» Supplied entries:
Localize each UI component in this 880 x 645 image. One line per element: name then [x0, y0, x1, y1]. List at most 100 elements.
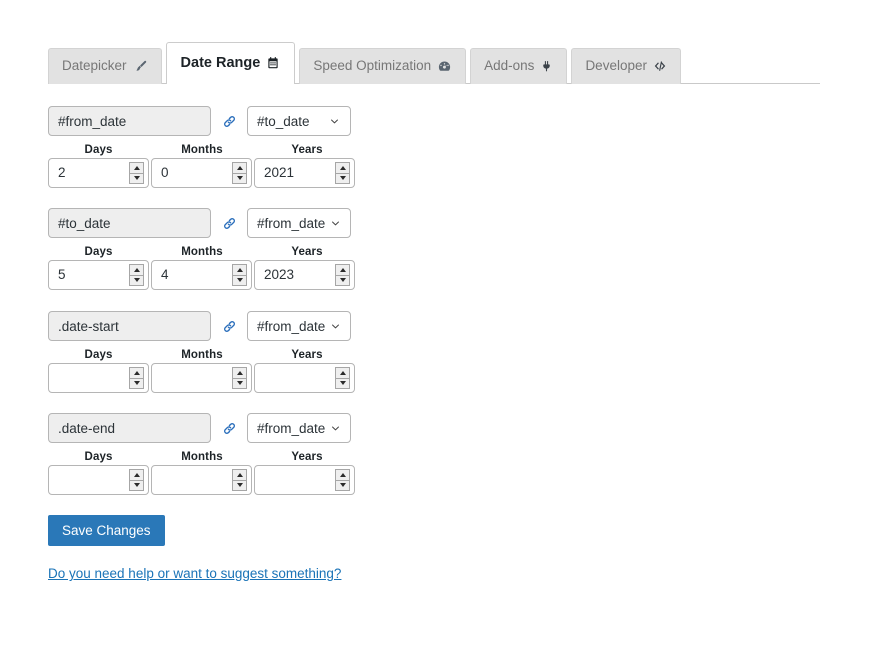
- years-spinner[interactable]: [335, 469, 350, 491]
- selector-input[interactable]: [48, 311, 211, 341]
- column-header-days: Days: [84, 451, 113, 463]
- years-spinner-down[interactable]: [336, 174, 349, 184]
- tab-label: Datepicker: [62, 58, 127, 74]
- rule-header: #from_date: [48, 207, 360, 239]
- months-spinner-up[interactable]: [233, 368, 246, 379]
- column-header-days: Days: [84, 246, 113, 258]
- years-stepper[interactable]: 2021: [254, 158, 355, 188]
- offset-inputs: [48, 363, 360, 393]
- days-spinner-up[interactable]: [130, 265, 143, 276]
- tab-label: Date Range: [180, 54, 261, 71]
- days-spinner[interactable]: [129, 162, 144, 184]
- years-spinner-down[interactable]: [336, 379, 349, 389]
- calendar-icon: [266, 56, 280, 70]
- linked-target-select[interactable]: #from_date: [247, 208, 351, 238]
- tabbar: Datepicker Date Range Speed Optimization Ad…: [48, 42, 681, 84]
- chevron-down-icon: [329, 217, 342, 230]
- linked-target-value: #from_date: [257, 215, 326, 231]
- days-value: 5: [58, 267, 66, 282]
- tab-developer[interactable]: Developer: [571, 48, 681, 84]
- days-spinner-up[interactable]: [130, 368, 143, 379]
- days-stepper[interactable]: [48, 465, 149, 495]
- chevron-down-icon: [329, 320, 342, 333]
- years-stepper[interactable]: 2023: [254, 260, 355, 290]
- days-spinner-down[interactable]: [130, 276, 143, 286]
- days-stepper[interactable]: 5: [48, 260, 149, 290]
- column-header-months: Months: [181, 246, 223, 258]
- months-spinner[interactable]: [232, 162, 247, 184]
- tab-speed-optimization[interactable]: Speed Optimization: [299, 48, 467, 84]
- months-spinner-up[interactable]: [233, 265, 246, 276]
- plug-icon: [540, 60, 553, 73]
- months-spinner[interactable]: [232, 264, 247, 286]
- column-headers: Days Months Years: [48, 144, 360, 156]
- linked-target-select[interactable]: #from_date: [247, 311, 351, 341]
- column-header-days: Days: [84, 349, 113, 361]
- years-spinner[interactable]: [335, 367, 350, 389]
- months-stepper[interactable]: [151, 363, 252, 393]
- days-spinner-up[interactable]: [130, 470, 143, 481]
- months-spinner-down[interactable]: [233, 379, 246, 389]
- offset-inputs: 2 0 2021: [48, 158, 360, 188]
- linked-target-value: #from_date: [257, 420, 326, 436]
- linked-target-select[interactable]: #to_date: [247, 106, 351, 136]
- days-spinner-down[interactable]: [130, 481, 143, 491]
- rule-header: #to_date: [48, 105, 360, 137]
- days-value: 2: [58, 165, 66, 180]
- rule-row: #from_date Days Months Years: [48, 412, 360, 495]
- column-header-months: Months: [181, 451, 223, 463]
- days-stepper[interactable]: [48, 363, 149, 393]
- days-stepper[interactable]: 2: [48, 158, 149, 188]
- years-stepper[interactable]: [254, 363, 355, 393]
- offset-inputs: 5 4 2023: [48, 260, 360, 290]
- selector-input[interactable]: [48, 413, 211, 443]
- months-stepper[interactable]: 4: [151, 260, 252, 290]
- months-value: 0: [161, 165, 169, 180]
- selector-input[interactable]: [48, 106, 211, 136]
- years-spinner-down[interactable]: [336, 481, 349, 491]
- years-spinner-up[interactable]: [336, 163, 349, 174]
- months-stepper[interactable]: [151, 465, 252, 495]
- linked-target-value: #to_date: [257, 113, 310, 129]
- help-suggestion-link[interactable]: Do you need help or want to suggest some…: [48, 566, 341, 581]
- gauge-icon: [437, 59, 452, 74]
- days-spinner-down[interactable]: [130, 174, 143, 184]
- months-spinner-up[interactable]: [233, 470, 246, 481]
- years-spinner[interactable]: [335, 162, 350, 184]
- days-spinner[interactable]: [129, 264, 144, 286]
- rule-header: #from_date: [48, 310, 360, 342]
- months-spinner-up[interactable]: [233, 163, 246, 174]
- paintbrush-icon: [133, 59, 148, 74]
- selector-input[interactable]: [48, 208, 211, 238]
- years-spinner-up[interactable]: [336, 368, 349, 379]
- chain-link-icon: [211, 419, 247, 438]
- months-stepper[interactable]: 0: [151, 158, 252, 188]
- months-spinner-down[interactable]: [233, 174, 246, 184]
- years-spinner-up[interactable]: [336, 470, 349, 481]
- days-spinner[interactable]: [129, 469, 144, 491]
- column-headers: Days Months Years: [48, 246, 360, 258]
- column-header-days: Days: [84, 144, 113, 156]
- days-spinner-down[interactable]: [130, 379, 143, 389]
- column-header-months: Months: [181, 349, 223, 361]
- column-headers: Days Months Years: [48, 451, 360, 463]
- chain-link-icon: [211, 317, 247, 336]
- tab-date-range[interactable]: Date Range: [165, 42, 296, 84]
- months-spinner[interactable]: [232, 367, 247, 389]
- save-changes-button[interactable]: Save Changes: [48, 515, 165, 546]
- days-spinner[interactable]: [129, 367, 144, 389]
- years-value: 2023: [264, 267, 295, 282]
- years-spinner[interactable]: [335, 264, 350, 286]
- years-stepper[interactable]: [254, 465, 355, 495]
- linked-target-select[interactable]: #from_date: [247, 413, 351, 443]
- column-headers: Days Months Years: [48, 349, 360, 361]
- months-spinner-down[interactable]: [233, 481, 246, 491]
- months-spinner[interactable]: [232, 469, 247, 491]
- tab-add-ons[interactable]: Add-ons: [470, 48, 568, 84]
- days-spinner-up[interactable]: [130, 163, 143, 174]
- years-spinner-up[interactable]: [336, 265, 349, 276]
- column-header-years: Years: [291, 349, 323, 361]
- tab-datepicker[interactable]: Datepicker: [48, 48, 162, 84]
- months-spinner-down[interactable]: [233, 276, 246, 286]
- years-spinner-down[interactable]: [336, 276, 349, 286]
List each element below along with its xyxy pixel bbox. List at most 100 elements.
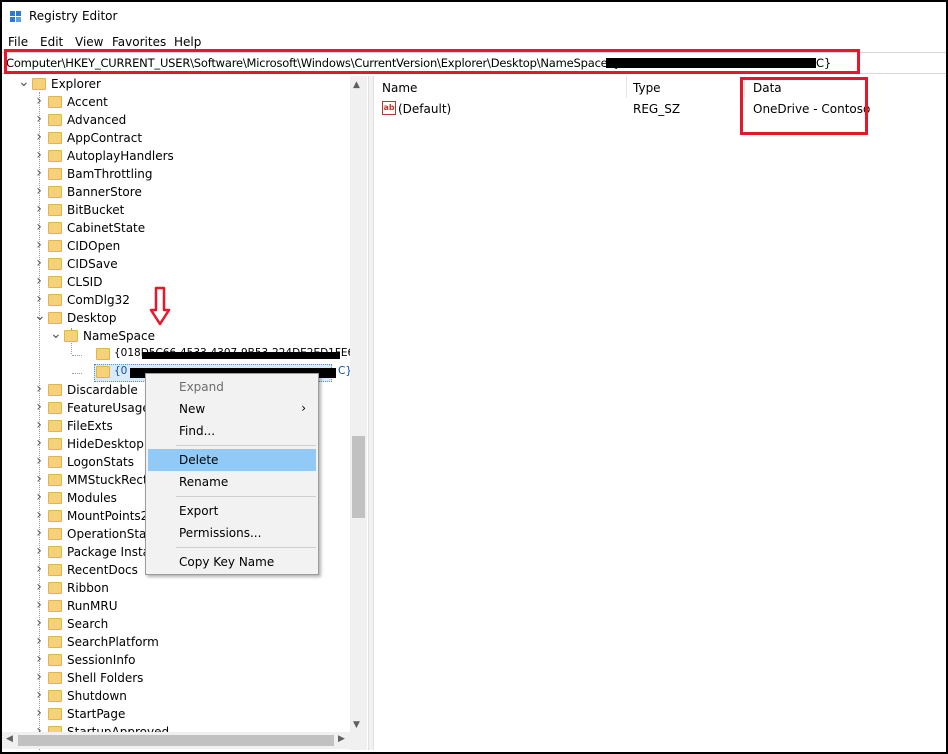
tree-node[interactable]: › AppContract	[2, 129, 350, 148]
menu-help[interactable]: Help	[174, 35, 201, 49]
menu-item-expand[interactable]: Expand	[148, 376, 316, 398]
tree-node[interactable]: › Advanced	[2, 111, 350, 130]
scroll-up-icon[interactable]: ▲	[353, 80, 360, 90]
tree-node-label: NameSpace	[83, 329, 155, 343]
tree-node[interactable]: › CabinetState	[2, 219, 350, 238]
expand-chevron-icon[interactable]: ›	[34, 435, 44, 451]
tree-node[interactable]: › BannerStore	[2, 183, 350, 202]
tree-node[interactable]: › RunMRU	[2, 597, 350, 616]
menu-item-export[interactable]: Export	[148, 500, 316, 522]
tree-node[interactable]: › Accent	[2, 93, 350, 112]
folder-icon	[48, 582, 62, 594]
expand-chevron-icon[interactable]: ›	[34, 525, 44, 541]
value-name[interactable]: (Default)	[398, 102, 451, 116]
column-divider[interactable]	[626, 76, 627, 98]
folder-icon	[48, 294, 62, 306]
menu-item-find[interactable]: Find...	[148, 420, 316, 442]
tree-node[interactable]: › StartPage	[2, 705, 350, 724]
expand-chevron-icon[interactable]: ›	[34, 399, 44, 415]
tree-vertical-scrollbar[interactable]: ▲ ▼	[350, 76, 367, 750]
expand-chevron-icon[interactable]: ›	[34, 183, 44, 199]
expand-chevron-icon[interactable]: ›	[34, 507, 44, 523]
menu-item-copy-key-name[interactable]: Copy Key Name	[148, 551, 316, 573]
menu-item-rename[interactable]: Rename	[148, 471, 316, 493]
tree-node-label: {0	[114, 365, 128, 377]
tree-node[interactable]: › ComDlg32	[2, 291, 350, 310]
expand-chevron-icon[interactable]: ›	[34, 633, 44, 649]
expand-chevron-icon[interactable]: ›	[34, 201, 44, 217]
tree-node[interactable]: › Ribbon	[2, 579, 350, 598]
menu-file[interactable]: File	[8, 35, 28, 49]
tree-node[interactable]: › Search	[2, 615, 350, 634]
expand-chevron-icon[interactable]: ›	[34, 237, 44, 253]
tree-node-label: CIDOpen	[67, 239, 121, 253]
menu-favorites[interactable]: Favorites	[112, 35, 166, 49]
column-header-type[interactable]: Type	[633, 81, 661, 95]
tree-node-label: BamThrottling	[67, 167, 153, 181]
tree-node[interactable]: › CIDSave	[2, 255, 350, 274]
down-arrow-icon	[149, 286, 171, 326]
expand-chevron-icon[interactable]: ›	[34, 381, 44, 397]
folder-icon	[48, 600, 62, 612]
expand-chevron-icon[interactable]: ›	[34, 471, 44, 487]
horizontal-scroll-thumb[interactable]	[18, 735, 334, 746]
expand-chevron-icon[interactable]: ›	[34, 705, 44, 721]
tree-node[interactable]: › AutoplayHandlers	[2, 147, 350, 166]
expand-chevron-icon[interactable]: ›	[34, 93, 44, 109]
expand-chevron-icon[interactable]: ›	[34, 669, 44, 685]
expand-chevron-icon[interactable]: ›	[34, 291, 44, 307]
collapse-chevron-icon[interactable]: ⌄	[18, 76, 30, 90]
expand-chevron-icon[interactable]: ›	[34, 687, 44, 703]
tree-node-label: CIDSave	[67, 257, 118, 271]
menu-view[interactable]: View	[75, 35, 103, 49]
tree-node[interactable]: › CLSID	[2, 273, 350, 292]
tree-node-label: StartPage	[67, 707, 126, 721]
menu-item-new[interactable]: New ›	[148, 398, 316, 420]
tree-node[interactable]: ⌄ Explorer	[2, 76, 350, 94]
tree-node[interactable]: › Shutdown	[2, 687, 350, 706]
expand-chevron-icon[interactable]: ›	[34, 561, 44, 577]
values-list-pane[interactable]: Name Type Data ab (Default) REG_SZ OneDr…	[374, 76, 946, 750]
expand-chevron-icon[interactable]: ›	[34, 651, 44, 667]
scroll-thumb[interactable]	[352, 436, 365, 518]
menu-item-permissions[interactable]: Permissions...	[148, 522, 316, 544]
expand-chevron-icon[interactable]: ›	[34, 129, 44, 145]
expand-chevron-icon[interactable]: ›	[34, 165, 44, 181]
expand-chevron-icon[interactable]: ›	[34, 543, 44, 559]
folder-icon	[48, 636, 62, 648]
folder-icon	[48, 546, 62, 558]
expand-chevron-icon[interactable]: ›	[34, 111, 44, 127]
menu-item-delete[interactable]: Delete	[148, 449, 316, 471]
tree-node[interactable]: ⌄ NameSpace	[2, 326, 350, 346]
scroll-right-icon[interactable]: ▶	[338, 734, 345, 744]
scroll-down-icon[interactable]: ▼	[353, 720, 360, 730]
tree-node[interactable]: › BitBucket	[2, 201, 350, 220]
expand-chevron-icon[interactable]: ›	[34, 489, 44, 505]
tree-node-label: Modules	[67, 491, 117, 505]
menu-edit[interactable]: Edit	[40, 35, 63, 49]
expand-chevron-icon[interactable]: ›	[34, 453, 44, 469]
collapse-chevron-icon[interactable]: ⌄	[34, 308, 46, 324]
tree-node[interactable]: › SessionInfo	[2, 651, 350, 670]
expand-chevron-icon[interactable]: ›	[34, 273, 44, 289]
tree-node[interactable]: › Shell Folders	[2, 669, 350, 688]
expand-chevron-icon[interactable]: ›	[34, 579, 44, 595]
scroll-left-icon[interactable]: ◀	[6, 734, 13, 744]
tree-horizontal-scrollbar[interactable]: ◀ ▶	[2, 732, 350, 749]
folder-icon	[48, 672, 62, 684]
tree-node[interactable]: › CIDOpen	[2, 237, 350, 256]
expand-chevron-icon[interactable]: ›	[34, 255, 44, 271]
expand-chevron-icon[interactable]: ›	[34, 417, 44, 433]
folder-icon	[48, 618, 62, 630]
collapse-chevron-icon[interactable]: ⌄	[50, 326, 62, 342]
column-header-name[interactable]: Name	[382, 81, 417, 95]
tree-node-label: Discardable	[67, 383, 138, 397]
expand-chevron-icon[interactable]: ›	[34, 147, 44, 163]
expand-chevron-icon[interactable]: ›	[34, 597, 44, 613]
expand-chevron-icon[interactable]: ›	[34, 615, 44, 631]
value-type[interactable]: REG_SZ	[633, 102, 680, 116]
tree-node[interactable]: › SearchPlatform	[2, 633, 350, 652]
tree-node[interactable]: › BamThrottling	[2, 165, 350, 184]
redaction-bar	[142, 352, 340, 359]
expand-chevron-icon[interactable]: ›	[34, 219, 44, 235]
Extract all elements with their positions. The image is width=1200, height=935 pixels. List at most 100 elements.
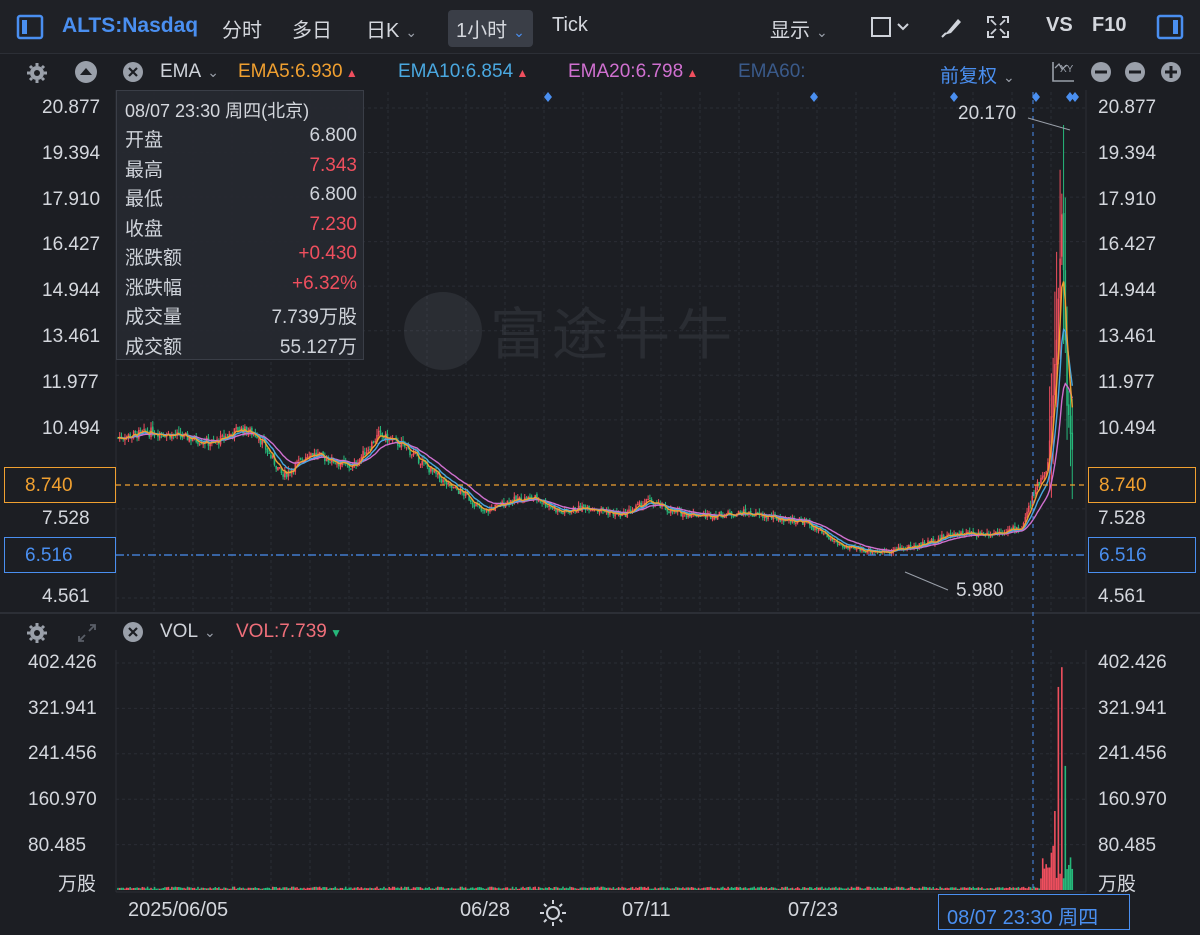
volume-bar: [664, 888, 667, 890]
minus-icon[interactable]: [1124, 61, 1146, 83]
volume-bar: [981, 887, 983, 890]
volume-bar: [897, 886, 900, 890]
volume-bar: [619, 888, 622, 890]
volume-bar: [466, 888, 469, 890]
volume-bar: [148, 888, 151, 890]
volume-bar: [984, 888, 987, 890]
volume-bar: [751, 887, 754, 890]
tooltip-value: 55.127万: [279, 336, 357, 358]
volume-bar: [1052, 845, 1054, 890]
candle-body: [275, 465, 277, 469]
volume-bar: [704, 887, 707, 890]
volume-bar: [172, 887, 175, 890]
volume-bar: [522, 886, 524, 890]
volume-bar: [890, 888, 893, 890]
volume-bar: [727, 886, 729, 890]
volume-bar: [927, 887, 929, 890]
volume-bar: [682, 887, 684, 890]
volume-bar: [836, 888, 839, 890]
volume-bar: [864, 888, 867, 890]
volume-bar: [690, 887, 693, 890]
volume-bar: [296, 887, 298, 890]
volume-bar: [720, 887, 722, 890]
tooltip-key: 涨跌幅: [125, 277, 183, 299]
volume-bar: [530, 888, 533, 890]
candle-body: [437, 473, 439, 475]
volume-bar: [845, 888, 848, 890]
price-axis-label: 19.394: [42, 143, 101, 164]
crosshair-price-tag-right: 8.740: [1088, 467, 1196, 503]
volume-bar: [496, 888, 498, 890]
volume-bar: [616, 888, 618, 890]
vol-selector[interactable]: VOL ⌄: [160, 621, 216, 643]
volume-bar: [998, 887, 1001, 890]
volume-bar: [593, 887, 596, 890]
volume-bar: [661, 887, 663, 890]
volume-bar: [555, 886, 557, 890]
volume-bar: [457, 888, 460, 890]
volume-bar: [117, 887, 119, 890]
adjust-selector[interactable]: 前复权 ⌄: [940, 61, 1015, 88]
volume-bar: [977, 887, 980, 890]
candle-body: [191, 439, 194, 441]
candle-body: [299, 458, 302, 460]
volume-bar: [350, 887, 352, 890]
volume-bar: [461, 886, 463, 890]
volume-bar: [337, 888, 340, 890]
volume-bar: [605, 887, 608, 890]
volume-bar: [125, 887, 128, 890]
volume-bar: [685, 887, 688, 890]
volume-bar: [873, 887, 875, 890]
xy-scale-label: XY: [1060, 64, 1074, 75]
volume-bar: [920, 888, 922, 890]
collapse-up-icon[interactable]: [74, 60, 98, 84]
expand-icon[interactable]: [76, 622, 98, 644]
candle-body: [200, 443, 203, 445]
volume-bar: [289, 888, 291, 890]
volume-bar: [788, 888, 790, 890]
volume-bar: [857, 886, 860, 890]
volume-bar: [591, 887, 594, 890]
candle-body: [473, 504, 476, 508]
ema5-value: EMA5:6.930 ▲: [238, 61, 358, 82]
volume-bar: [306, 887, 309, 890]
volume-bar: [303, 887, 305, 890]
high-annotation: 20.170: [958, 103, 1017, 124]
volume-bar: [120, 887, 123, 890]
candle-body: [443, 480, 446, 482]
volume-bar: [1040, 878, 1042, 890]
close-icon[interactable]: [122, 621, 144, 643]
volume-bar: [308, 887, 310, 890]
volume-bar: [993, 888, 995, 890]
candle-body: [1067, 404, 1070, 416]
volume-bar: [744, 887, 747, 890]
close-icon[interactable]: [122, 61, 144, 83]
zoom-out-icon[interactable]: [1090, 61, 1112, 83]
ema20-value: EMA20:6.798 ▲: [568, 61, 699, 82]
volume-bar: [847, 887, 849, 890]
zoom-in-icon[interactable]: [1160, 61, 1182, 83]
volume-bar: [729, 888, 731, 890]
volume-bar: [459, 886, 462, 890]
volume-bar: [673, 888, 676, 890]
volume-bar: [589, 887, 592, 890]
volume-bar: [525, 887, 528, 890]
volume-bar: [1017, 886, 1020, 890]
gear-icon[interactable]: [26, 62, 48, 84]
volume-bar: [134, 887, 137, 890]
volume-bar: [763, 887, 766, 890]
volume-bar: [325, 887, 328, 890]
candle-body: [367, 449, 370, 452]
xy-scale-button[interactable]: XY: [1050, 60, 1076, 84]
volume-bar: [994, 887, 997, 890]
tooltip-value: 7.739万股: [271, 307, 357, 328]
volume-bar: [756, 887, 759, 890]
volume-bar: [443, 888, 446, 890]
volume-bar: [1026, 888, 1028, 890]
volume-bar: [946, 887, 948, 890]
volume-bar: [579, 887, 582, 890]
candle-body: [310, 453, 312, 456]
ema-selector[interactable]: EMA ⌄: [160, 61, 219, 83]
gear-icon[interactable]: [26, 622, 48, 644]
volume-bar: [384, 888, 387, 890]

» Objective: Retype the rows from the line containing "- years-spinner[interactable]: [335, 469, 350, 491]" through the line containing "208, 351, 238]", including both of those lines.

» Exercise solution:
- years-spinner[interactable]: [335, 469, 350, 491]
- selector-input[interactable]: [48, 311, 211, 341]
- column-header-days: Days: [84, 451, 113, 463]
- years-spinner-down[interactable]: [336, 174, 349, 184]
- tab-label: Datepicker: [62, 58, 127, 74]
- rule-header: #from_date: [48, 207, 360, 239]
- months-spinner-up[interactable]: [233, 368, 246, 379]
- column-header-days: Days: [84, 246, 113, 258]
- years-stepper[interactable]: 2021: [254, 158, 355, 188]
- offset-inputs: [48, 363, 360, 393]
- days-spinner-up[interactable]: [130, 265, 143, 276]
- tab-label: Date Range: [180, 54, 261, 71]
- days-spinner[interactable]: [129, 162, 144, 184]
- years-spinner-down[interactable]: [336, 379, 349, 389]
- calendar-icon: [266, 56, 280, 70]
- linked-target-select[interactable]: #from_date: [247, 208, 351, 238]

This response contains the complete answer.